* **WHAT IS EXPECTED**: Can you copy the lines from the one that contains "What text is on this page?" through the end of the material below, exactly and with nothing else?

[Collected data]
------------------------------------

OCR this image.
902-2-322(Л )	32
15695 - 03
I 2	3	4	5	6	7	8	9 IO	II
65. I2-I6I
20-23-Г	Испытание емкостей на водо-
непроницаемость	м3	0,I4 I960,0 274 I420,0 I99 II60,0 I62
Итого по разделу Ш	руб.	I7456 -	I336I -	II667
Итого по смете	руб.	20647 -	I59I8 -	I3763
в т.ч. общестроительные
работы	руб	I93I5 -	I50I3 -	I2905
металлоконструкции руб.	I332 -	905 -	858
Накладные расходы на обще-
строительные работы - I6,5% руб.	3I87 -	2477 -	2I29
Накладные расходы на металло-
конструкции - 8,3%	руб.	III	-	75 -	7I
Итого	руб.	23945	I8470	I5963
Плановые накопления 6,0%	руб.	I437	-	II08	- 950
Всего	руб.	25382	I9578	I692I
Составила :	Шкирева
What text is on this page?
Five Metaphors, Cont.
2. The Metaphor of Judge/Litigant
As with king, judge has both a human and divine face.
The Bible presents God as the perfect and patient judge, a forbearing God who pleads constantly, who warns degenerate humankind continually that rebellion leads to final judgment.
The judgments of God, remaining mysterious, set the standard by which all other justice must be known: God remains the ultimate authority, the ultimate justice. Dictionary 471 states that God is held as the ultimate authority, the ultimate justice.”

------------------------------------

* **EXERCISE ANSWER**:
What text is on this page?
Five Metaphors, Cont.
2. The Metaphor of Judge/Litigant
As with king, judge has both a human and divine face.
The Bible presents God as the perfect and patient judge, a forbearing God who pleads constantly, who warns degenerate humankind continually that rebellion leads to final judgment.
The judgments of God, remaining mysterious, set the standard by which all other justice must be known: God remains the ultimate authority, the ultimate justice. Dictionary 471 states that God is held as the ultimate authority, the ultimate justice.”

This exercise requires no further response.